WORK TO DO: From the entries below, copy every line holding the word "value".
☆ ☆ ☆ ☆
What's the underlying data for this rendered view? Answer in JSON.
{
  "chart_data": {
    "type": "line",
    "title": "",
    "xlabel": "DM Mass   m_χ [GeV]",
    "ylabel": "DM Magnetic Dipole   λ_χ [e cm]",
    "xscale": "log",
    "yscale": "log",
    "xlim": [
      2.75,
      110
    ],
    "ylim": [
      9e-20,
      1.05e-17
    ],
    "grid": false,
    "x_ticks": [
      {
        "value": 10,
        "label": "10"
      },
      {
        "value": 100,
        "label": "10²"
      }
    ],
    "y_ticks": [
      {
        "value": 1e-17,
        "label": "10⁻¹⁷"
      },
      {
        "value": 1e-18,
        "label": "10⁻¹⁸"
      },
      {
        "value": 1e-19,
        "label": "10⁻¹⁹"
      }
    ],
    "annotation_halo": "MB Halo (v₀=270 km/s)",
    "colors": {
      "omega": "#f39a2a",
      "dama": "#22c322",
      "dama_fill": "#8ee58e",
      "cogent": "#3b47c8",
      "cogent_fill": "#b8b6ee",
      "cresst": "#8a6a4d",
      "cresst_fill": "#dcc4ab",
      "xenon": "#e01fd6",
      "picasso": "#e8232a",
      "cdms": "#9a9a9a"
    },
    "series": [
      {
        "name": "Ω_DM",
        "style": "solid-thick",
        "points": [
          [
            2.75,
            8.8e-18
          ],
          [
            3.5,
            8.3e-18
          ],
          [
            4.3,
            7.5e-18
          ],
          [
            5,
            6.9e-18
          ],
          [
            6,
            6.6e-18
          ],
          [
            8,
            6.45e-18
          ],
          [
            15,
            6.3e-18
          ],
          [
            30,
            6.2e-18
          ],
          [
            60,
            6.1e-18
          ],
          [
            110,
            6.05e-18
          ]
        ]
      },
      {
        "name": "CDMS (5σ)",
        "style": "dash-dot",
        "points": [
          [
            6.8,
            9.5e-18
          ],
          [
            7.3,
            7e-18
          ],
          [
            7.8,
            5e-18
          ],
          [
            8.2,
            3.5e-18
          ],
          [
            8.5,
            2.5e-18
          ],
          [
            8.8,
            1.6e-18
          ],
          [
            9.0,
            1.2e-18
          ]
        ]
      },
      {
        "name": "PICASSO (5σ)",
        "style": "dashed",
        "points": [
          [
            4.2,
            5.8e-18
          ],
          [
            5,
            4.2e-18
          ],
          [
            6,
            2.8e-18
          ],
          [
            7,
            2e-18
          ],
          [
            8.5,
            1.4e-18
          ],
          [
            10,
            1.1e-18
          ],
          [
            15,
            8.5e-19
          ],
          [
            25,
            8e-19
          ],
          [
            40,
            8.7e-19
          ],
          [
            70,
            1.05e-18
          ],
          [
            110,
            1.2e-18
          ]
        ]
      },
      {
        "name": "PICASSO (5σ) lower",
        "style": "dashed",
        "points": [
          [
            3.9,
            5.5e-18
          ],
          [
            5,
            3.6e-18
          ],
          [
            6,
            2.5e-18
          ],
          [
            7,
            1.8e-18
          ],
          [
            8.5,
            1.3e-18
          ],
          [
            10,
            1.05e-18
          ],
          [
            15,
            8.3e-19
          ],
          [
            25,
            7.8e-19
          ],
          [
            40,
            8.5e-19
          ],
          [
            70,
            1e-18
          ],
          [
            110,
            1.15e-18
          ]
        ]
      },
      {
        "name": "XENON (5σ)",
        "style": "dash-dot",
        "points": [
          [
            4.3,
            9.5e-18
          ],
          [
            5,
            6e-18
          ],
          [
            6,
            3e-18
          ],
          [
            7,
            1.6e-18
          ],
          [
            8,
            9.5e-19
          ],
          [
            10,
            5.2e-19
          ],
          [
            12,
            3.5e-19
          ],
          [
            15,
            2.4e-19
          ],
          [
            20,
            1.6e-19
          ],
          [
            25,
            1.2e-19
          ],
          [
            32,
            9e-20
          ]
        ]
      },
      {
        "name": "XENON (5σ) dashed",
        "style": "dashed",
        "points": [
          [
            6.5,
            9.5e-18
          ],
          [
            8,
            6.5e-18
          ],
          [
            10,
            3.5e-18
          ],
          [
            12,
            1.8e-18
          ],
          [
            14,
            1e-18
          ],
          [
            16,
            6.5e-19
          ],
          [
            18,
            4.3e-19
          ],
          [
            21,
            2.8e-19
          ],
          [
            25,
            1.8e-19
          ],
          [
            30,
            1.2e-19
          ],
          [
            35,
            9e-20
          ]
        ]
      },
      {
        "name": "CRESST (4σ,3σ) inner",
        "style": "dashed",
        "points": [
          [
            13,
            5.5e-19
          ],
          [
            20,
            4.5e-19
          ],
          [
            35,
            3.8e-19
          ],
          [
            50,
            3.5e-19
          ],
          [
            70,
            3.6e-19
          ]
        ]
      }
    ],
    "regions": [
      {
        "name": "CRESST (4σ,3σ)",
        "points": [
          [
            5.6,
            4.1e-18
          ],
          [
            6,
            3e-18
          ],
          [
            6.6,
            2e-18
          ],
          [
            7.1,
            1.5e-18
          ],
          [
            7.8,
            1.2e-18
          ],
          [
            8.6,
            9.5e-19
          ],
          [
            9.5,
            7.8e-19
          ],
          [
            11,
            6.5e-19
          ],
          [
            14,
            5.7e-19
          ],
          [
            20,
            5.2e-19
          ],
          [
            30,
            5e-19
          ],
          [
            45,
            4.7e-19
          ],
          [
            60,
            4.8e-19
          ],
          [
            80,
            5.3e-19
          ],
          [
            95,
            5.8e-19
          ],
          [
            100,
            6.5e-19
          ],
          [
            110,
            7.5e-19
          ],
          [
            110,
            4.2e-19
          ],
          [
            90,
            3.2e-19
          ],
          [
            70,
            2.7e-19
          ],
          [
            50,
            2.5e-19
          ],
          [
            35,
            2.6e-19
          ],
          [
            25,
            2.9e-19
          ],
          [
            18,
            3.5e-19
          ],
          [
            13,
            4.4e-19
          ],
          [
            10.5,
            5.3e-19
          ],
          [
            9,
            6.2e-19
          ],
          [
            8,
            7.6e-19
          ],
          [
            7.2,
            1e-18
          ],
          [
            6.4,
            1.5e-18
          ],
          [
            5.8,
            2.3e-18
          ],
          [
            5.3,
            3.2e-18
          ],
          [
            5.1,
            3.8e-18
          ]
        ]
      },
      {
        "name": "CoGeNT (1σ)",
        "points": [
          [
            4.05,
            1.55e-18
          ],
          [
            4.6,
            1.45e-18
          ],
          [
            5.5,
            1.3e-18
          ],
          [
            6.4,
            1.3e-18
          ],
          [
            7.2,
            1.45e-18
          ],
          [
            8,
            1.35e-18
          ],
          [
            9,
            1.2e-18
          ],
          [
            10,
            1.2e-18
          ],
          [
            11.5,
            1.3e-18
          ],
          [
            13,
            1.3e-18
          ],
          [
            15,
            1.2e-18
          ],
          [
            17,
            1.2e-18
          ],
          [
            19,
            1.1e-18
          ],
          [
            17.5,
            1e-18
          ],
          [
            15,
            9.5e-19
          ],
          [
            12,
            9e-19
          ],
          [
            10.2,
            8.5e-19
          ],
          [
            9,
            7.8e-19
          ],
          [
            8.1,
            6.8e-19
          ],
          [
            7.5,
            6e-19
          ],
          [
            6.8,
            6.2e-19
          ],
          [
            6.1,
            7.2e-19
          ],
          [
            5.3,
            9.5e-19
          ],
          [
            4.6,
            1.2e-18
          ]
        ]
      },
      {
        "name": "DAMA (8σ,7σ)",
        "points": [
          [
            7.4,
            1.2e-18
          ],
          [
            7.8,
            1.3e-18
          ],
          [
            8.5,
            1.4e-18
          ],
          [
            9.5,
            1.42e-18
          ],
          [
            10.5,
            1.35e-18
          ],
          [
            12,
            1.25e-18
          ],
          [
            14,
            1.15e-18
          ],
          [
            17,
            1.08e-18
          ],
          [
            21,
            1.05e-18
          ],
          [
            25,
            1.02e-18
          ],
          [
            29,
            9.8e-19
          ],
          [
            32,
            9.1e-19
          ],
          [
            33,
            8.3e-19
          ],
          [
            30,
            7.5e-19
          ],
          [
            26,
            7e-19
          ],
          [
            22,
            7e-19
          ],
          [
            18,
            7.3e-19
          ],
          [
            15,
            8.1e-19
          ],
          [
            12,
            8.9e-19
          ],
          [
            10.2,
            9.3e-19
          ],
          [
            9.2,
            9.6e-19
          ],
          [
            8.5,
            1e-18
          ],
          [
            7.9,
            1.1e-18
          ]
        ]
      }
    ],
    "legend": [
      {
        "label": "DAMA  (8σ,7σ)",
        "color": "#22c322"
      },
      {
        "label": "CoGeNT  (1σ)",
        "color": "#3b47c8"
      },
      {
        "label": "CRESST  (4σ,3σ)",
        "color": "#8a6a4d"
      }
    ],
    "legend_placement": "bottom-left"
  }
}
☆ ☆ ☆ ☆
EXERCISE RESULT:
        "value": 10,
        "value": 100,
        "value": 1e-17,
        "value": 1e-18,
        "value": 1e-19,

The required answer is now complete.